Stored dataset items

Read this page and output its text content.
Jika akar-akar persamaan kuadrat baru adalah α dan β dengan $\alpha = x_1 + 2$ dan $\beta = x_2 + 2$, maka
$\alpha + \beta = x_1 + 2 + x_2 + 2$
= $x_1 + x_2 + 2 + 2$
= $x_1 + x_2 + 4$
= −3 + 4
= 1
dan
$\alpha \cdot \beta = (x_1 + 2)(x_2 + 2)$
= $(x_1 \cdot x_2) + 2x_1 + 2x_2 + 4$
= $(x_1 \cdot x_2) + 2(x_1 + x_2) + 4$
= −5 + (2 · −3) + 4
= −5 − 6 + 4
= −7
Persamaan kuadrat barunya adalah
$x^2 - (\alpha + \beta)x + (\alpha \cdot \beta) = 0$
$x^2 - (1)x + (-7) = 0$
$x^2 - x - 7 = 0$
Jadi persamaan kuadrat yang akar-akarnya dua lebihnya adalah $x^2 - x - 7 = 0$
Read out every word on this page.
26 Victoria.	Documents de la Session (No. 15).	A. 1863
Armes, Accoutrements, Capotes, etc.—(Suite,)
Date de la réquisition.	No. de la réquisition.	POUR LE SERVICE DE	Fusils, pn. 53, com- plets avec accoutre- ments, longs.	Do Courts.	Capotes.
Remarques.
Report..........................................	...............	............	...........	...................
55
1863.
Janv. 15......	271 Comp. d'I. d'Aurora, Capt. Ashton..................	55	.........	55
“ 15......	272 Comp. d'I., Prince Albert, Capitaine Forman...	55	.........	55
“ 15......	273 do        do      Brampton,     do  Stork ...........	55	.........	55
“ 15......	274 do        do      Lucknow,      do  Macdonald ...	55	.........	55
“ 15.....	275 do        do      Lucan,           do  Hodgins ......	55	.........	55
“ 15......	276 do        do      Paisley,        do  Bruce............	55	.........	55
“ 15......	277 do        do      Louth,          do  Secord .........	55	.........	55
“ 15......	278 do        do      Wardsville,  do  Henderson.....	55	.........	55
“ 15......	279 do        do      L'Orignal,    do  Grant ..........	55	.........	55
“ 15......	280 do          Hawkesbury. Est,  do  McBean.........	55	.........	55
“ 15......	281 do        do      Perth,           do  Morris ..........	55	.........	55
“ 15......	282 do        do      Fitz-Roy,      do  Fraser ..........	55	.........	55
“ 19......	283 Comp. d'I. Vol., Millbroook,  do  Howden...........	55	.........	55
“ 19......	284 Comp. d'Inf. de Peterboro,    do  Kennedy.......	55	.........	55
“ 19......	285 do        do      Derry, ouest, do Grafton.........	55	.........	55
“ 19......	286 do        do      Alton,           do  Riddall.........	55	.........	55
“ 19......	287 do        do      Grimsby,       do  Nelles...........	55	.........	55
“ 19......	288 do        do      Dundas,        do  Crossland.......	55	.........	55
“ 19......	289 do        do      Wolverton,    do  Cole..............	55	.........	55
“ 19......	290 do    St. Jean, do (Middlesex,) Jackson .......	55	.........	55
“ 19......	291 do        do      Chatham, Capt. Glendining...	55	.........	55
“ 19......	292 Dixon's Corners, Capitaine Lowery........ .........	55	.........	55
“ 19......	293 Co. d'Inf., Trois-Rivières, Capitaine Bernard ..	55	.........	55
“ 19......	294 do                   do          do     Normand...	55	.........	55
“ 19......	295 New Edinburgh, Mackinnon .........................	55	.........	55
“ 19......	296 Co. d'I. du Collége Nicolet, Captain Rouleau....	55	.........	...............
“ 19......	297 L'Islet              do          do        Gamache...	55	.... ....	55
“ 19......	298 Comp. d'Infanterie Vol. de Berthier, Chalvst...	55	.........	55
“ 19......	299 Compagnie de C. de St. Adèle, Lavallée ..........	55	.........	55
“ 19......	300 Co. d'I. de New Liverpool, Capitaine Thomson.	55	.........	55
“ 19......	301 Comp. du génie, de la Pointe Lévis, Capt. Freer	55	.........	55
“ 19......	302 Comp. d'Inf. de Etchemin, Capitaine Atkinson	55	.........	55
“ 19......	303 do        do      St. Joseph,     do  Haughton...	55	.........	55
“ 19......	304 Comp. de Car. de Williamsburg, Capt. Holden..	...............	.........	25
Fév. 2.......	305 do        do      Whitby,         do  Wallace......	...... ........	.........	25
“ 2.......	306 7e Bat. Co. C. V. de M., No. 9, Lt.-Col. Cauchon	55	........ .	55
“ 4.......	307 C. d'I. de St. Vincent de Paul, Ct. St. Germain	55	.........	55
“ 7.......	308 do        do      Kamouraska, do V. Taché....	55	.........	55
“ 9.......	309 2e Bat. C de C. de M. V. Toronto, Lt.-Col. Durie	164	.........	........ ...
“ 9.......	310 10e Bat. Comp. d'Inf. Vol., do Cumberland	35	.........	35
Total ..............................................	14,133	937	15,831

◆ Task description
Identify the lines in the entries above that contain "kuadrat", then copy them out.

◆ Result of this exercise
Jika akar-akar persamaan kuadrat baru adalah α dan β dengan $\alpha = x_1 + 2$ dan $\beta = x_2 + 2$, maka
Persamaan kuadrat barunya adalah
Jadi persamaan kuadrat yang akar-akarnya dua lebihnya adalah $x^2 - x - 7 = 0$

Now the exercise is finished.